Write out each line of the material again, word for word.

• _MATERIAL FOR THE TASK_
--- begin ---

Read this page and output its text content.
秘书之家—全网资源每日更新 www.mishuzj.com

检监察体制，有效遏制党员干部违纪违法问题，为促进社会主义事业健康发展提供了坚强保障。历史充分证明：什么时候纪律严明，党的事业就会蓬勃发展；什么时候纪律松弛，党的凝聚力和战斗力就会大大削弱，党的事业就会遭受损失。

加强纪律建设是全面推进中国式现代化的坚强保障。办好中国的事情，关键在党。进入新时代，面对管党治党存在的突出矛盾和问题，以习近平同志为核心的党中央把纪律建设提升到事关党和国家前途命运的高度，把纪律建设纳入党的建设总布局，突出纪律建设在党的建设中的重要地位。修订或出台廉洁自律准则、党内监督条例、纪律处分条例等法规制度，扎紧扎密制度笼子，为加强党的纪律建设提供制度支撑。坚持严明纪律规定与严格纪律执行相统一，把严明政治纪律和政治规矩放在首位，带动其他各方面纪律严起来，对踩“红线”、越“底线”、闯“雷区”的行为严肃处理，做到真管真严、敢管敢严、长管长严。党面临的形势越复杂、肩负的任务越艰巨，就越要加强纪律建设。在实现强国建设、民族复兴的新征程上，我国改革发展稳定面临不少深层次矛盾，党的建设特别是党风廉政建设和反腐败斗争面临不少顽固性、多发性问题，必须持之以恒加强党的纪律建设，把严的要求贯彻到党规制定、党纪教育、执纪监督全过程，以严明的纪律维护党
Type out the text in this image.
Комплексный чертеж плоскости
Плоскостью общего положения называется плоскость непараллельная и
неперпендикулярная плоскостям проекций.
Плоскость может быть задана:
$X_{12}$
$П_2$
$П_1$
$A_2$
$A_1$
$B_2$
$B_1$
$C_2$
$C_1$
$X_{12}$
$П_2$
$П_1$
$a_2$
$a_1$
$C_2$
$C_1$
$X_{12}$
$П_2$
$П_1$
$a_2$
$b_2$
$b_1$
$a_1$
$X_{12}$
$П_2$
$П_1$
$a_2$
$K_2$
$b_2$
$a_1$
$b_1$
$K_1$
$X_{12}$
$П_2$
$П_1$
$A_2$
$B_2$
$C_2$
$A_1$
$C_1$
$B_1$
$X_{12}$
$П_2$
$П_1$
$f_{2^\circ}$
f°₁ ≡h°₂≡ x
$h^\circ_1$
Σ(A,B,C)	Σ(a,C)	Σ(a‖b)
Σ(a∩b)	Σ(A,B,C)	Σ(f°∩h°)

--- end ---

• _ANSWER TO THIS TASK_
Read this page and output its text content.
秘书之家—全网资源每日更新 www.mishuzj.com

检监察体制，有效遏制党员干部违纪违法问题，为促进社会主义事业健康发展提供了坚强保障。历史充分证明：什么时候纪律严明，党的事业就会蓬勃发展；什么时候纪律松弛，党的凝聚力和战斗力就会大大削弱，党的事业就会遭受损失。

加强纪律建设是全面推进中国式现代化的坚强保障。办好中国的事情，关键在党。进入新时代，面对管党治党存在的突出矛盾和问题，以习近平同志为核心的党中央把纪律建设提升到事关党和国家前途命运的高度，把纪律建设纳入党的建设总布局，突出纪律建设在党的建设中的重要地位。修订或出台廉洁自律准则、党内监督条例、纪律处分条例等法规制度，扎紧扎密制度笼子，为加强党的纪律建设提供制度支撑。坚持严明纪律规定与严格纪律执行相统一，把严明政治纪律和政治规矩放在首位，带动其他各方面纪律严起来，对踩“红线”、越“底线”、闯“雷区”的行为严肃处理，做到真管真严、敢管敢严、长管长严。党面临的形势越复杂、肩负的任务越艰巨，就越要加强纪律建设。在实现强国建设、民族复兴的新征程上，我国改革发展稳定面临不少深层次矛盾，党的建设特别是党风廉政建设和反腐败斗争面临不少顽固性、多发性问题，必须持之以恒加强党的纪律建设，把严的要求贯彻到党规制定、党纪教育、执纪监督全过程，以严明的纪律维护党
Type out the text in this image.
Комплексный чертеж плоскости
Плоскостью общего положения называется плоскость непараллельная и
неперпендикулярная плоскостям проекций.
Плоскость может быть задана:
$X_{12}$
$П_2$
$П_1$
$A_2$
$A_1$
$B_2$
$B_1$
$C_2$
$C_1$
$X_{12}$
$П_2$
$П_1$
$a_2$
$a_1$
$C_2$
$C_1$
$X_{12}$
$П_2$
$П_1$
$a_2$
$b_2$
$b_1$
$a_1$
$X_{12}$
$П_2$
$П_1$
$a_2$
$K_2$
$b_2$
$a_1$
$b_1$
$K_1$
$X_{12}$
$П_2$
$П_1$
$A_2$
$B_2$
$C_2$
$A_1$
$C_1$
$B_1$
$X_{12}$
$П_2$
$П_1$
$f_{2^\circ}$
f°₁ ≡h°₂≡ x
$h^\circ_1$
Σ(A,B,C)	Σ(a,C)	Σ(a‖b)
Σ(a∩b)	Σ(A,B,C)	Σ(f°∩h°)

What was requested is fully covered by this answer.